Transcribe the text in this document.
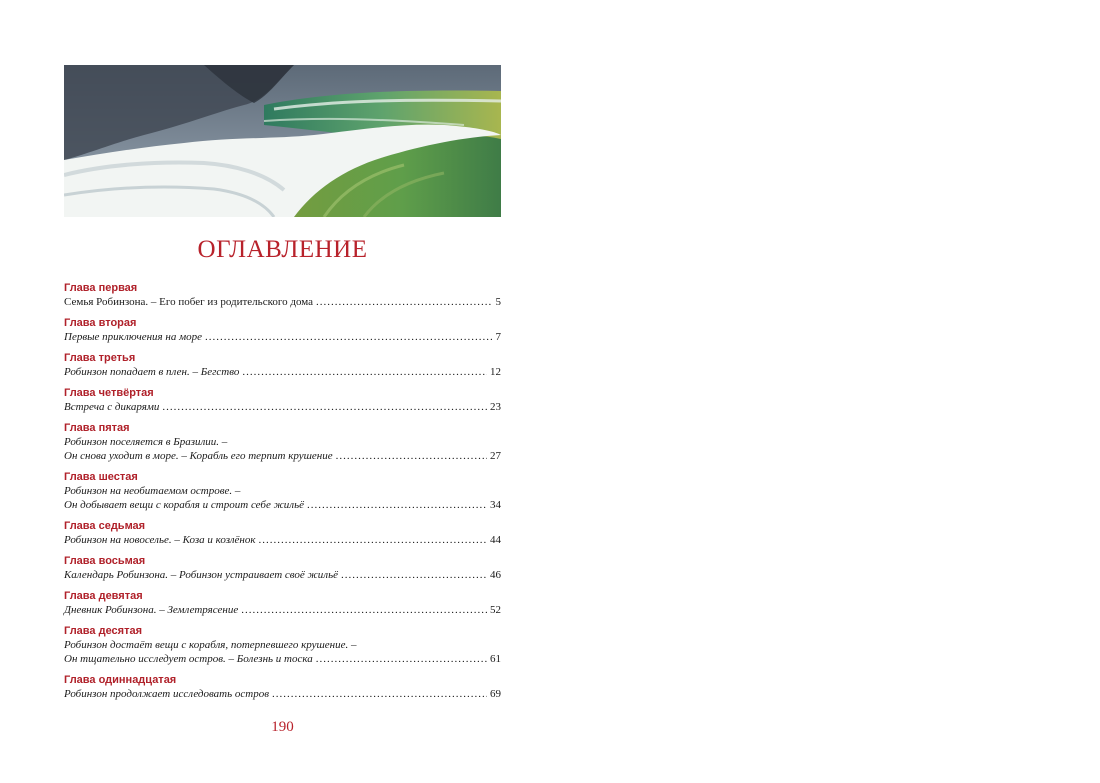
ОГЛАВЛЕНИЕ
Глава первая
Семья Робинзона. – Его побег из родительского дома .....	5
Глава вторая
Первые приключения на море .....	7
Глава третья
Робинзон попадает в плен. – Бегство .....	12
Глава четвёртая
Встреча с дикарями .....	23
Глава пятая
Робинзон поселяется в Бразилии. –
Он снова уходит в море. – Корабль его терпит крушение .....	27
Глава шестая
Робинзон на необитаемом острове. –
Он добывает вещи с корабля и строит себе жильё .....	34
Глава седьмая
Робинзон на новоселье. – Коза и козлёнок .....	44
Глава восьмая
Календарь Робинзона. – Робинзон устраивает своё жильё .....	46
Глава девятая
Дневник Робинзона. – Землетрясение .....	52
Глава десятая
Робинзон достаёт вещи с корабля, потерпевшего крушение. –
Он тщательно исследует остров. – Болезнь и тоска .....	61
Глава одиннадцатая
Робинзон продолжает исследовать остров .....	69
190
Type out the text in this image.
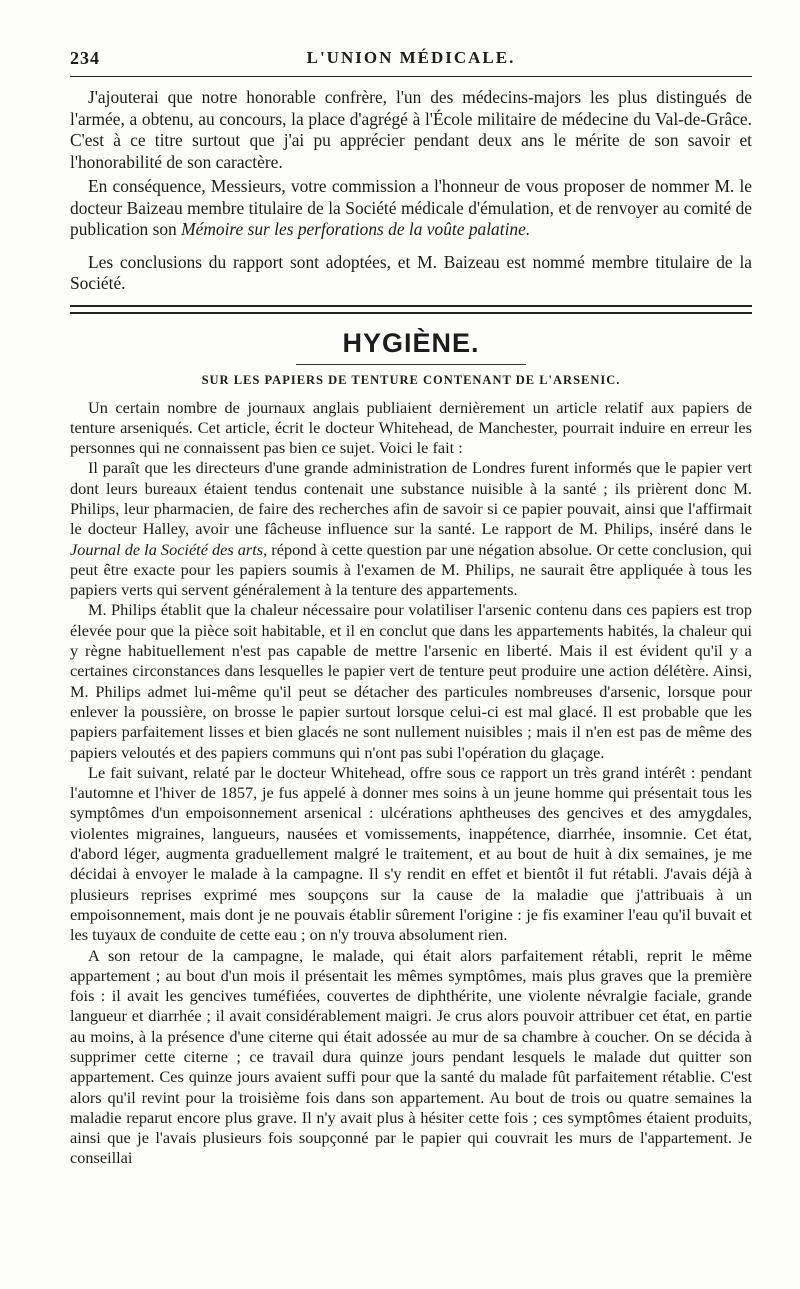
234	L'UNION MÉDICALE.

J'ajouterai que notre honorable confrère, l'un des médecins-majors les plus distingués de l'armée, a obtenu, au concours, la place d'agrégé à l'École militaire de médecine du Val-de-Grâce. C'est à ce titre surtout que j'ai pu apprécier pendant deux ans le mérite de son savoir et l'honorabilité de son caractère.

En conséquence, Messieurs, votre commission a l'honneur de vous proposer de nommer M. le docteur Baizeau membre titulaire de la Société médicale d'émulation, et de renvoyer au comité de publication son Mémoire sur les perforations de la voûte palatine.

Les conclusions du rapport sont adoptées, et M. Baizeau est nommé membre titulaire de la Société.

HYGIÈNE.
SUR LES PAPIERS DE TENTURE CONTENANT DE L'ARSENIC.

Un certain nombre de journaux anglais publiaient dernièrement un article relatif aux papiers de tenture arseniqués. Cet article, écrit le docteur Whitehead, de Manchester, pourrait induire en erreur les personnes qui ne connaissent pas bien ce sujet. Voici le fait :

Il paraît que les directeurs d'une grande administration de Londres furent informés que le papier vert dont leurs bureaux étaient tendus contenait une substance nuisible à la santé ; ils prièrent donc M. Philips, leur pharmacien, de faire des recherches afin de savoir si ce papier pouvait, ainsi que l'affirmait le docteur Halley, avoir une fâcheuse influence sur la santé. Le rapport de M. Philips, inséré dans le Journal de la Société des arts, répond à cette question par une négation absolue. Or cette conclusion, qui peut être exacte pour les papiers soumis à l'examen de M. Philips, ne saurait être appliquée à tous les papiers verts qui servent généralement à la tenture des appartements.

M. Philips établit que la chaleur nécessaire pour volatiliser l'arsenic contenu dans ces papiers est trop élevée pour que la pièce soit habitable, et il en conclut que dans les appartements habités, la chaleur qui y règne habituellement n'est pas capable de mettre l'arsenic en liberté. Mais il est évident qu'il y a certaines circonstances dans lesquelles le papier vert de tenture peut produire une action délétère. Ainsi, M. Philips admet lui-même qu'il peut se détacher des particules nombreuses d'arsenic, lorsque pour enlever la poussière, on brosse le papier surtout lorsque celui-ci est mal glacé. Il est probable que les papiers parfaitement lisses et bien glacés ne sont nullement nuisibles ; mais il n'en est pas de même des papiers veloutés et des papiers communs qui n'ont pas subi l'opération du glaçage.

Le fait suivant, relaté par le docteur Whitehead, offre sous ce rapport un très grand intérêt : pendant l'automne et l'hiver de 1857, je fus appelé à donner mes soins à un jeune homme qui présentait tous les symptômes d'un empoisonnement arsenical : ulcérations aphtheuses des gencives et des amygdales, violentes migraines, langueurs, nausées et vomissements, inappétence, diarrhée, insomnie. Cet état, d'abord léger, augmenta graduellement malgré le traitement, et au bout de huit à dix semaines, je me décidai à envoyer le malade à la campagne. Il s'y rendit en effet et bientôt il fut rétabli. J'avais déjà à plusieurs reprises exprimé mes soupçons sur la cause de la maladie que j'attribuais à un empoisonnement, mais dont je ne pouvais établir sûrement l'origine : je fis examiner l'eau qu'il buvait et les tuyaux de conduite de cette eau ; on n'y trouva absolument rien.

A son retour de la campagne, le malade, qui était alors parfaitement rétabli, reprit le même appartement ; au bout d'un mois il présentait les mêmes symptômes, mais plus graves que la première fois : il avait les gencives tuméfiées, couvertes de diphthérite, une violente névralgie faciale, grande langueur et diarrhée ; il avait considérablement maigri. Je crus alors pouvoir attribuer cet état, en partie au moins, à la présence d'une citerne qui était adossée au mur de sa chambre à coucher. On se décida à supprimer cette citerne ; ce travail dura quinze jours pendant lesquels le malade dut quitter son appartement. Ces quinze jours avaient suffi pour que la santé du malade fût parfaitement rétablie. C'est alors qu'il revint pour la troisième fois dans son appartement. Au bout de trois ou quatre semaines la maladie reparut encore plus grave. Il n'y avait plus à hésiter cette fois ; ces symptômes étaient produits, ainsi que je l'avais plusieurs fois soupçonné par le papier qui couvrait les murs de l'appartement. Je conseillai
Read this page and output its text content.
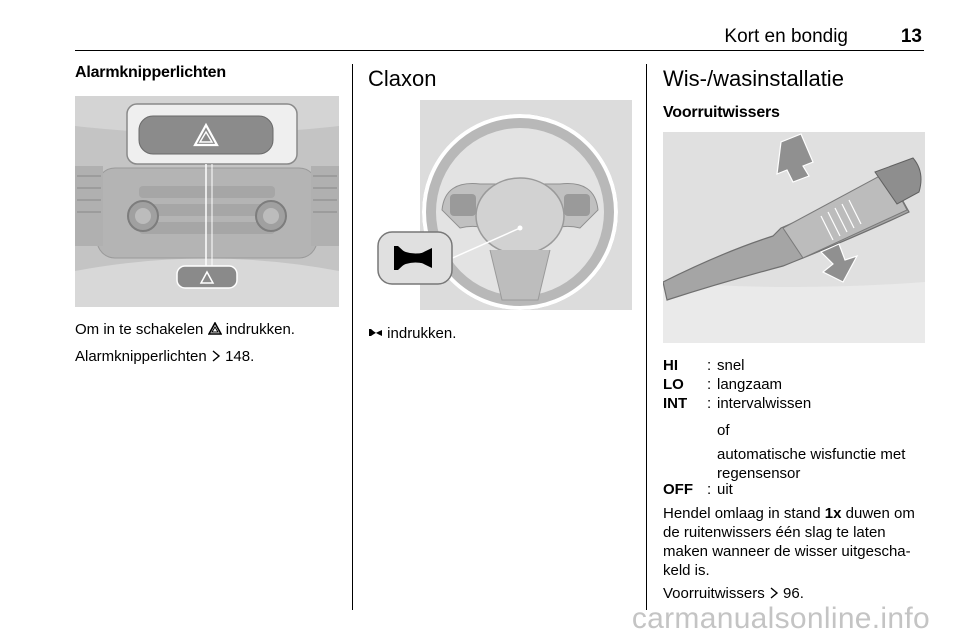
Kort en bondig	13
Alarmknipperlichten
Om in te schakelen indrukken.
Alarmknipperlichten 148.
Claxon
indrukken.
Wis-/wasinstallatie
Voorruitwissers
HI : snel
LO : langzaam
INT : intervalwissen
of
automatische wisfunctie met
regensensor
OFF : uit
Hendel omlaag in stand 1x duwen om
de ruitenwissers één slag te laten
maken wanneer de wisser uitgescha-
keld is.
Voorruitwissers 96.
carmanualsonline.info
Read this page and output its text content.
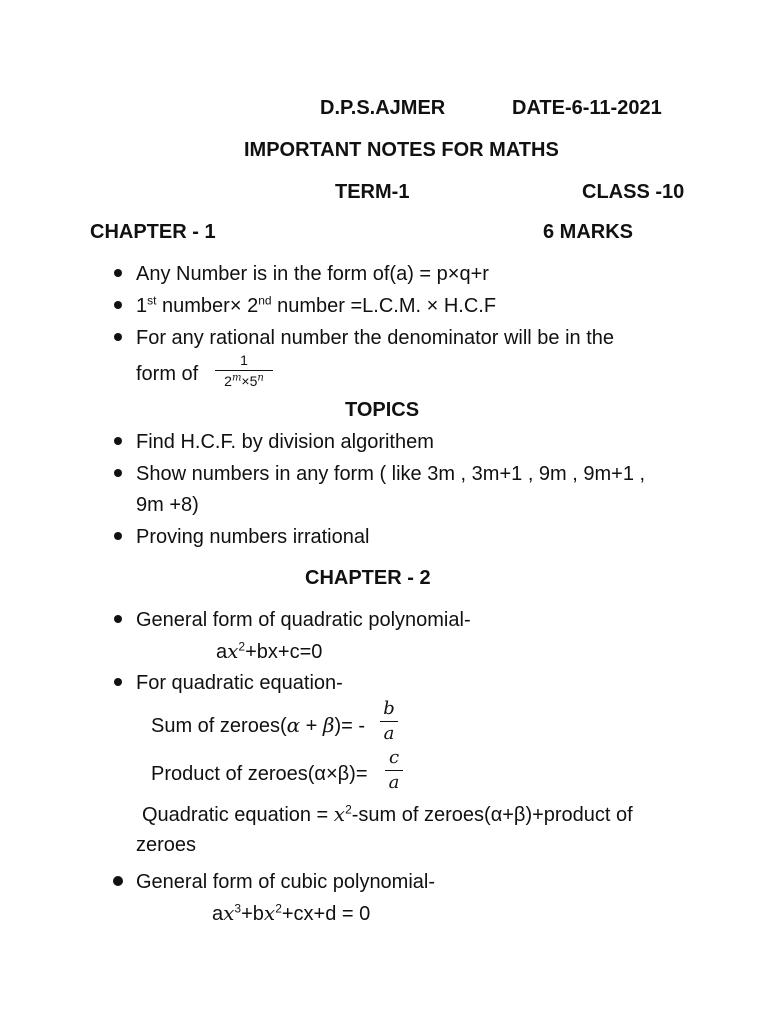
D.P.S.AJMER	DATE-6-11-2021
IMPORTANT NOTES FOR MATHS
TERM-1	CLASS -10
CHAPTER - 1	6 MARKS
Any Number is in the form of(a) = p×q+r
1st number× 2nd number =L.C.M. × H.C.F
For any rational number the denominator will be in the
form of
1
$2^m\times 5^n$
TOPICS
Find H.C.F. by division algorithem
Show numbers in any form ( like 3m , 3m+1 , 9m , 9m+1 ,
9m +8)
Proving numbers irrational
CHAPTER - 2
General form of quadratic polynomial-
$ax^2+bx+c=0$
For quadratic equation-
Sum of zeroes(α + β)= -
b
a
Product of zeroes(α×β)=
c
a
Quadratic equation = $x^2$-sum of zeroes(α+β)+product of
zeroes
General form of cubic polynomial-
$ax^3+bx^2+cx+d = 0$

Written task>
Write out the listing word for word, omitting the pictures it holds.

Answer>
Transcribe the text in this document.
ОГЛАВЛЕНИЕ
Глава первая
Семья Робинзона. – Его побег из родительского дома .....	5
Глава вторая
Первые приключения на море .....	7
Глава третья
Робинзон попадает в плен. – Бегство .....	12
Глава четвёртая
Встреча с дикарями .....	23
Глава пятая
Робинзон поселяется в Бразилии. –
Он снова уходит в море. – Корабль его терпит крушение .....	27
Глава шестая
Робинзон на необитаемом острове. –
Он добывает вещи с корабля и строит себе жильё .....	34
Глава седьмая
Робинзон на новоселье. – Коза и козлёнок .....	44
Глава восьмая
Календарь Робинзона. – Робинзон устраивает своё жильё .....	46
Глава девятая
Дневник Робинзона. – Землетрясение .....	52
Глава десятая
Робинзон достаёт вещи с корабля, потерпевшего крушение. –
Он тщательно исследует остров. – Болезнь и тоска .....	61
Глава одиннадцатая
Робинзон продолжает исследовать остров .....	69
190
Type out the text in this image.
234	L'UNION MÉDICALE.

J'ajouterai que notre honorable confrère, l'un des médecins-majors les plus distingués de l'armée, a obtenu, au concours, la place d'agrégé à l'École militaire de médecine du Val-de-Grâce. C'est à ce titre surtout que j'ai pu apprécier pendant deux ans le mérite de son savoir et l'honorabilité de son caractère.

En conséquence, Messieurs, votre commission a l'honneur de vous proposer de nommer M. le docteur Baizeau membre titulaire de la Société médicale d'émulation, et de renvoyer au comité de publication son Mémoire sur les perforations de la voûte palatine.

Les conclusions du rapport sont adoptées, et M. Baizeau est nommé membre titulaire de la Société.

HYGIÈNE.
SUR LES PAPIERS DE TENTURE CONTENANT DE L'ARSENIC.

Un certain nombre de journaux anglais publiaient dernièrement un article relatif aux papiers de tenture arseniqués. Cet article, écrit le docteur Whitehead, de Manchester, pourrait induire en erreur les personnes qui ne connaissent pas bien ce sujet. Voici le fait :

Il paraît que les directeurs d'une grande administration de Londres furent informés que le papier vert dont leurs bureaux étaient tendus contenait une substance nuisible à la santé ; ils prièrent donc M. Philips, leur pharmacien, de faire des recherches afin de savoir si ce papier pouvait, ainsi que l'affirmait le docteur Halley, avoir une fâcheuse influence sur la santé. Le rapport de M. Philips, inséré dans le Journal de la Société des arts, répond à cette question par une négation absolue. Or cette conclusion, qui peut être exacte pour les papiers soumis à l'examen de M. Philips, ne saurait être appliquée à tous les papiers verts qui servent généralement à la tenture des appartements.

M. Philips établit que la chaleur nécessaire pour volatiliser l'arsenic contenu dans ces papiers est trop élevée pour que la pièce soit habitable, et il en conclut que dans les appartements habités, la chaleur qui y règne habituellement n'est pas capable de mettre l'arsenic en liberté. Mais il est évident qu'il y a certaines circonstances dans lesquelles le papier vert de tenture peut produire une action délétère. Ainsi, M. Philips admet lui-même qu'il peut se détacher des particules nombreuses d'arsenic, lorsque pour enlever la poussière, on brosse le papier surtout lorsque celui-ci est mal glacé. Il est probable que les papiers parfaitement lisses et bien glacés ne sont nullement nuisibles ; mais il n'en est pas de même des papiers veloutés et des papiers communs qui n'ont pas subi l'opération du glaçage.

Le fait suivant, relaté par le docteur Whitehead, offre sous ce rapport un très grand intérêt : pendant l'automne et l'hiver de 1857, je fus appelé à donner mes soins à un jeune homme qui présentait tous les symptômes d'un empoisonnement arsenical : ulcérations aphtheuses des gencives et des amygdales, violentes migraines, langueurs, nausées et vomissements, inappétence, diarrhée, insomnie. Cet état, d'abord léger, augmenta graduellement malgré le traitement, et au bout de huit à dix semaines, je me décidai à envoyer le malade à la campagne. Il s'y rendit en effet et bientôt il fut rétabli. J'avais déjà à plusieurs reprises exprimé mes soupçons sur la cause de la maladie que j'attribuais à un empoisonnement, mais dont je ne pouvais établir sûrement l'origine : je fis examiner l'eau qu'il buvait et les tuyaux de conduite de cette eau ; on n'y trouva absolument rien.

A son retour de la campagne, le malade, qui était alors parfaitement rétabli, reprit le même appartement ; au bout d'un mois il présentait les mêmes symptômes, mais plus graves que la première fois : il avait les gencives tuméfiées, couvertes de diphthérite, une violente névralgie faciale, grande langueur et diarrhée ; il avait considérablement maigri. Je crus alors pouvoir attribuer cet état, en partie au moins, à la présence d'une citerne qui était adossée au mur de sa chambre à coucher. On se décida à supprimer cette citerne ; ce travail dura quinze jours pendant lesquels le malade dut quitter son appartement. Ces quinze jours avaient suffi pour que la santé du malade fût parfaitement rétablie. C'est alors qu'il revint pour la troisième fois dans son appartement. Au bout de trois ou quatre semaines la maladie reparut encore plus grave. Il n'y avait plus à hésiter cette fois ; ces symptômes étaient produits, ainsi que je l'avais plusieurs fois soupçonné par le papier qui couvrait les murs de l'appartement. Je conseillai
Read this page and output its text content.
Kort en bondig	13
Alarmknipperlichten
Om in te schakelen indrukken.
Alarmknipperlichten 148.
Claxon
indrukken.
Wis-/wasinstallatie
Voorruitwissers
HI : snel
LO : langzaam
INT : intervalwissen
of
automatische wisfunctie met
regensensor
OFF : uit
Hendel omlaag in stand 1x duwen om
de ruitenwissers één slag te laten
maken wanneer de wisser uitgescha-
keld is.
Voorruitwissers 96.
carmanualsonline.info
Read this page and output its text content.
D.P.S.AJMER	DATE-6-11-2021
IMPORTANT NOTES FOR MATHS
TERM-1	CLASS -10
CHAPTER - 1	6 MARKS
Any Number is in the form of(a) = p×q+r
1st number× 2nd number =L.C.M. × H.C.F
For any rational number the denominator will be in the
form of
1
$2^m\times 5^n$
TOPICS
Find H.C.F. by division algorithem
Show numbers in any form ( like 3m , 3m+1 , 9m , 9m+1 ,
9m +8)
Proving numbers irrational
CHAPTER - 2
General form of quadratic polynomial-
$ax^2+bx+c=0$
For quadratic equation-
Sum of zeroes(α + β)= -
b
a
Product of zeroes(α×β)=
c
a
Quadratic equation = $x^2$-sum of zeroes(α+β)+product of
zeroes
General form of cubic polynomial-
$ax^3+bx^2+cx+d = 0$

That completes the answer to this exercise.